AIM OF THE EXERCISE ::
Copy every line of the records below where the word "levelezőlap" occurs.
** start of GIVEN RECORDS **
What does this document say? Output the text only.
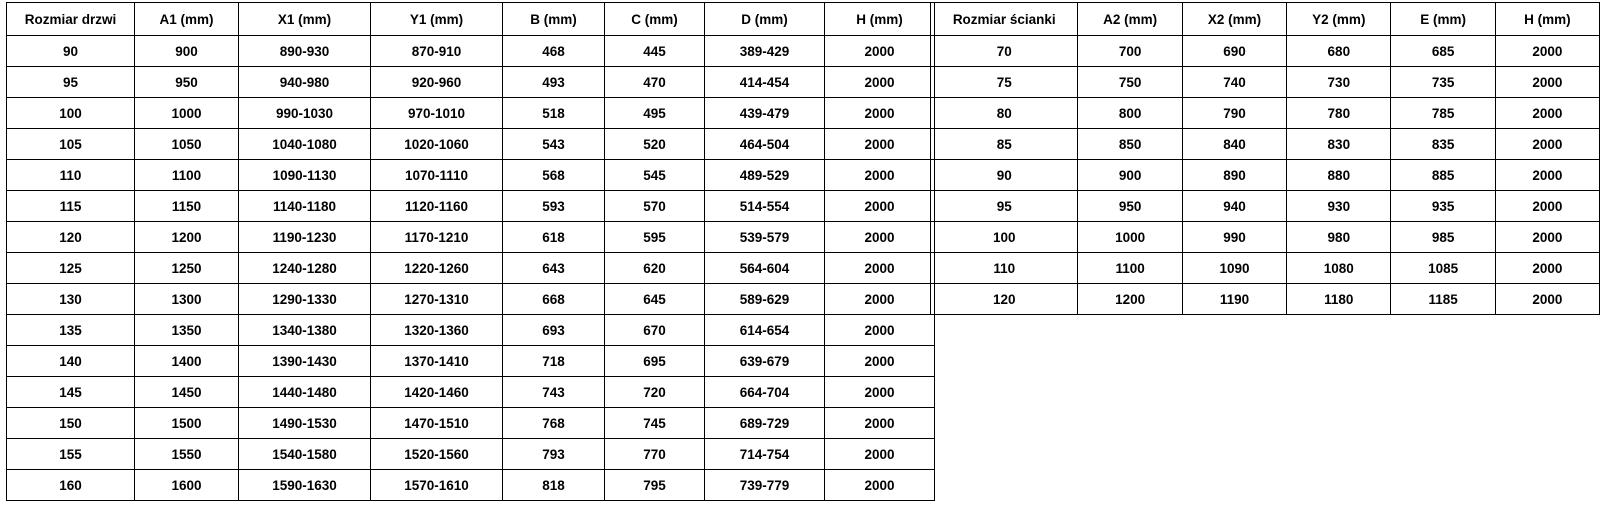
Rozmiar drzwi	A1 (mm)	X1 (mm)	Y1 (mm)	B (mm)	C (mm)	D (mm)	H (mm)
90	900	890-930	870-910	468	445	389-429	2000
95	950	940-980	920-960	493	470	414-454	2000
100	1000	990-1030	970-1010	518	495	439-479	2000
105	1050	1040-1080	1020-1060	543	520	464-504	2000
110	1100	1090-1130	1070-1110	568	545	489-529	2000
115	1150	1140-1180	1120-1160	593	570	514-554	2000
120	1200	1190-1230	1170-1210	618	595	539-579	2000
125	1250	1240-1280	1220-1260	643	620	564-604	2000
130	1300	1290-1330	1270-1310	668	645	589-629	2000
135	1350	1340-1380	1320-1360	693	670	614-654	2000
140	1400	1390-1430	1370-1410	718	695	639-679	2000
145	1450	1440-1480	1420-1460	743	720	664-704	2000
150	1500	1490-1530	1470-1510	768	745	689-729	2000
155	1550	1540-1580	1520-1560	793	770	714-754	2000
160	1600	1590-1630	1570-1610	818	795	739-779	2000
Rozmiar ścianki	A2 (mm)	X2 (mm)	Y2 (mm)	E (mm)	H (mm)
70	700	690	680	685	2000
75	750	740	730	735	2000
80	800	790	780	785	2000
85	850	840	830	835	2000
90	900	890	880	885	2000
95	950	940	930	935	2000
100	1000	990	980	985	2000
110	1100	1090	1080	1085	2000
120	1200	1190	1180	1185	2000
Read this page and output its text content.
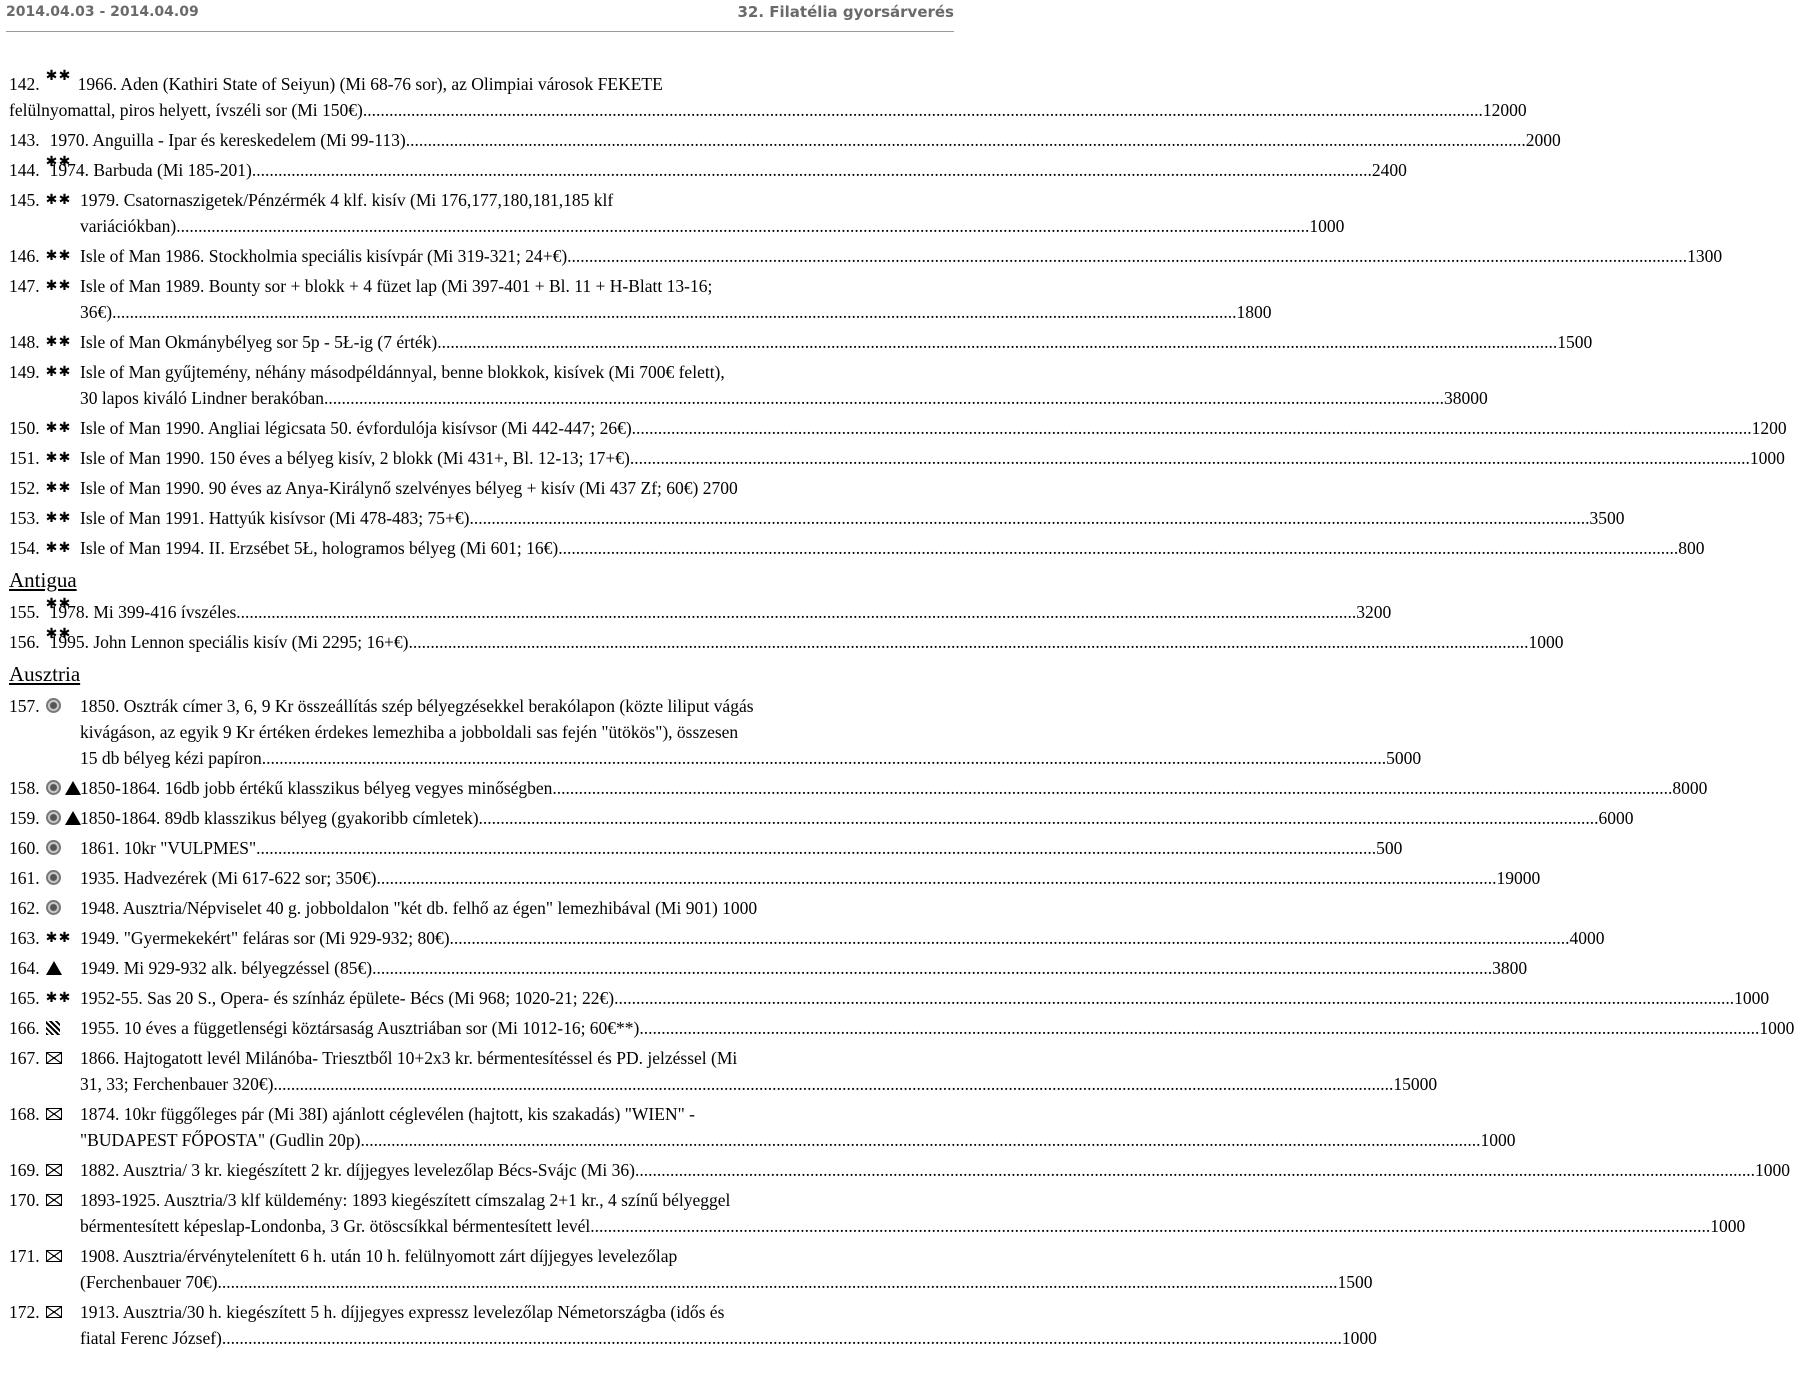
2014.04.03 - 2014.04.09	32. Filatélia gyorsárverés
142. ✱ ✱ 1966. Aden (Kathiri State of Seiyun) (Mi 68-76 sor), az Olimpiai városok FEKETE
felülnyomattal, piros helyett, ívszéli sor (Mi 150€) .....	12000
143. 1970. Anguilla - Ipar és kereskedelem (Mi 99-113) .....	2000
144. 1974. Barbuda (Mi 185-201) .....	2400
145. ✱ ✱	1979. Csatornaszigetek/Pénzérmék 4 klf. kisív (Mi 176,177,180,181,185 klf
variációkban)... .....	1000
146. ✱ ✱	Isle of Man 1986. Stockholmia speciális kisívpár (Mi 319-321; 24+€) .....	1300
147. ✱ ✱	Isle of Man 1989. Bounty sor + blokk + 4 füzet lap (Mi 397-401 + Bl. 11 + H-Blatt 13-16;
36€). .....	1800
148. ✱ ✱	Isle of Man Okmánybélyeg sor 5p - 5Ł-ig (7 érték) .....	1500
149. ✱ ✱	Isle of Man gyűjtemény, néhány másodpéldánnyal, benne blokkok, kisívek (Mi 700€ felett),
30 lapos kiváló Lindner berakóban .....	38000
150. ✱ ✱	Isle of Man 1990. Angliai légicsata 50. évfordulója kisívsor (Mi 442-447; 26€) .....	1200
151. ✱ ✱	Isle of Man 1990. 150 éves a bélyeg kisív, 2 blokk (Mi 431+, Bl. 12-13; 17+€) .....	1000
152. ✱ ✱	Isle of Man 1990. 90 éves az Anya-Királynő szelvényes bélyeg + kisív (Mi 437 Zf; 60€) 2700
153. ✱ ✱	Isle of Man 1991. Hattyúk kisívsor (Mi 478-483; 75+€) .....	3500
154. ✱ ✱	Isle of Man 1994. II. Erzsébet 5Ł, hologramos bélyeg (Mi 601; 16€) .....	800
Antigua
155. 1978. Mi 399-416 ívszéles .....	3200
156. 1995. John Lennon speciális kisív (Mi 2295; 16+€) .....	1000
Ausztria
157.	1850. Osztrák címer 3, 6, 9 Kr összeállítás szép bélyegzésekkel berakólapon (közte liliput vágás
kivágáson, az egyik 9 Kr értéken érdekes lemezhiba a jobboldali sas fején "ütökös"), összesen
15 db bélyeg kézi papíron. .....	5000
158.	1850-1864. 16db jobb értékű klasszikus bélyeg vegyes minőségben .....	8000
159.	1850-1864. 89db klasszikus bélyeg (gyakoribb címletek) .....	6000
160.	1861. 10kr "VULPMES" .....	500
161.	1935. Hadvezérek (Mi 617-622 sor; 350€) .....	19000
162.	1948. Ausztria/Népviselet 40 g. jobboldalon "két db. felhő az égen" lemezhibával (Mi 901) 1000
163. ✱ ✱	1949. "Gyermekekért" feláras sor (Mi 929-932; 80€) .....	4000
164.	1949. Mi 929-932 alk. bélyegzéssel (85€) .....	3800
165. ✱ ✱	1952-55. Sas 20 S., Opera- és színház épülete- Bécs (Mi 968; 1020-21; 22€) .....	1000
166.	1955. 10 éves a függetlenségi köztársaság Ausztriában sor (Mi 1012-16; 60€**) .....	1000
167.	1866. Hajtogatott levél Milánóba- Triesztből 10+2x3 kr. bérmentesítéssel és PD. jelzéssel (Mi
31, 33; Ferchenbauer 320€) .....	15000
168.	1874. 10kr függőleges pár (Mi 38I) ajánlott céglevélen (hajtott, kis szakadás) "WIEN" -
"BUDAPEST FŐPOSTA" (Gudlin 20p) .....	1000
169.	1882. Ausztria/ 3 kr. kiegészített 2 kr. díjjegyes levelezőlap Bécs-Svájc (Mi 36) .....	1000
170.	1893-1925. Ausztria/3 klf küldemény: 1893 kiegészített címszalag 2+1 kr., 4 színű bélyeggel
bérmentesített képeslap-Londonba, 3 Gr. ötöscsíkkal bérmentesített levél .....	1000
171.	1908. Ausztria/érvénytelenített 6 h. után 10 h. felülnyomott zárt díjjegyes levelezőlap
(Ferchenbauer 70€) .....	1500
172.	1913. Ausztria/30 h. kiegészített 5 h. díjjegyes expressz levelezőlap Németországba (idős és
fiatal Ferenc József) .....	1000
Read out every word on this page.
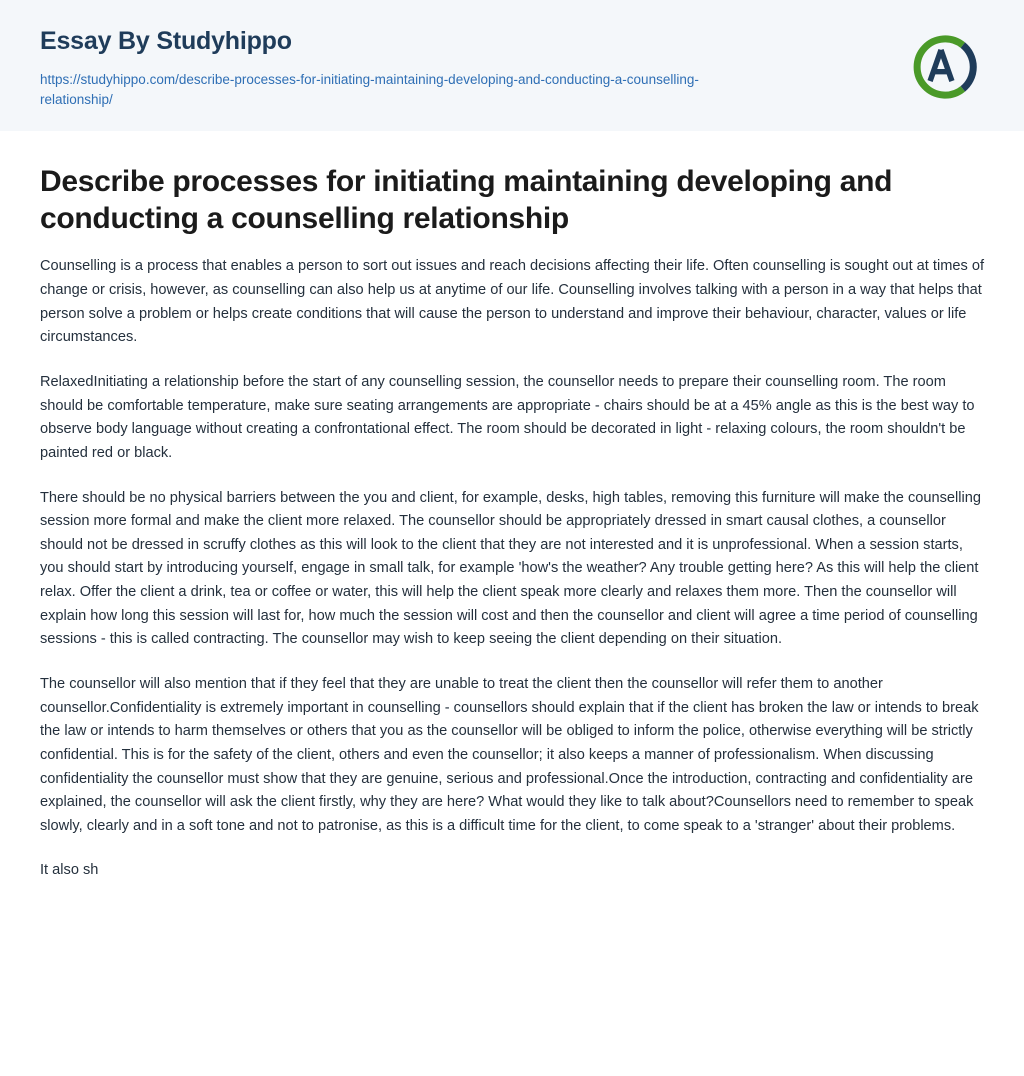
Essay By Studyhippo
https://studyhippo.com/describe-processes-for-initiating-maintaining-developing-and-conducting-a-counselling-relationship/
Describe processes for initiating maintaining developing and conducting a counselling relationship

Counselling is a process that enables a person to sort out issues and reach decisions affecting their life. Often counselling is sought out at times of change or crisis, however, as counselling can also help us at anytime of our life. Counselling involves talking with a person in a way that helps that person solve a problem or helps create conditions that will cause the person to understand and improve their behaviour, character, values or life circumstances.

RelaxedInitiating a relationship before the start of any counselling session, the counsellor needs to prepare their counselling room. The room should be comfortable temperature, make sure seating arrangements are appropriate - chairs should be at a 45% angle as this is the best way to observe body language without creating a confrontational effect. The room should be decorated in light - relaxing colours, the room shouldn't be painted red or black.

There should be no physical barriers between the you and client, for example, desks, high tables, removing this furniture will make the counselling session more formal and make the client more relaxed. The counsellor should be appropriately dressed in smart causal clothes, a counsellor should not be dressed in scruffy clothes as this will look to the client that they are not interested and it is unprofessional. When a session starts, you should start by introducing yourself, engage in small talk, for example 'how's the weather? Any trouble getting here? As this will help the client relax. Offer the client a drink, tea or coffee or water, this will help the client speak more clearly and relaxes them more. Then the counsellor will explain how long this session will last for, how much the session will cost and then the counsellor and client will agree a time period of counselling sessions - this is called contracting. The counsellor may wish to keep seeing the client depending on their situation.

The counsellor will also mention that if they feel that they are unable to treat the client then the counsellor will refer them to another counsellor.Confidentiality is extremely important in counselling - counsellors should explain that if the client has broken the law or intends to break the law or intends to harm themselves or others that you as the counsellor will be obliged to inform the police, otherwise everything will be strictly confidential. This is for the safety of the client, others and even the counsellor; it also keeps a manner of professionalism. When discussing confidentiality the counsellor must show that they are genuine, serious and professional.Once the introduction, contracting and confidentiality are explained, the counsellor will ask the client firstly, why they are here? What would they like to talk about?Counsellors need to remember to speak slowly, clearly and in a soft tone and not to patronise, as this is a difficult time for the client, to come speak to a 'stranger' about their problems.

It also sh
** end of GIVEN RECORDS **
EXERCISE OUTPUT ::
169.	1882. Ausztria/ 3 kr. kiegészített 2 kr. díjjegyes levelezőlap Bécs-Svájc (Mi 36) .....	1000
171.	1908. Ausztria/érvénytelenített 6 h. után 10 h. felülnyomott zárt díjjegyes levelezőlap
172.	1913. Ausztria/30 h. kiegészített 5 h. díjjegyes expressz levelezőlap Németországba (idős és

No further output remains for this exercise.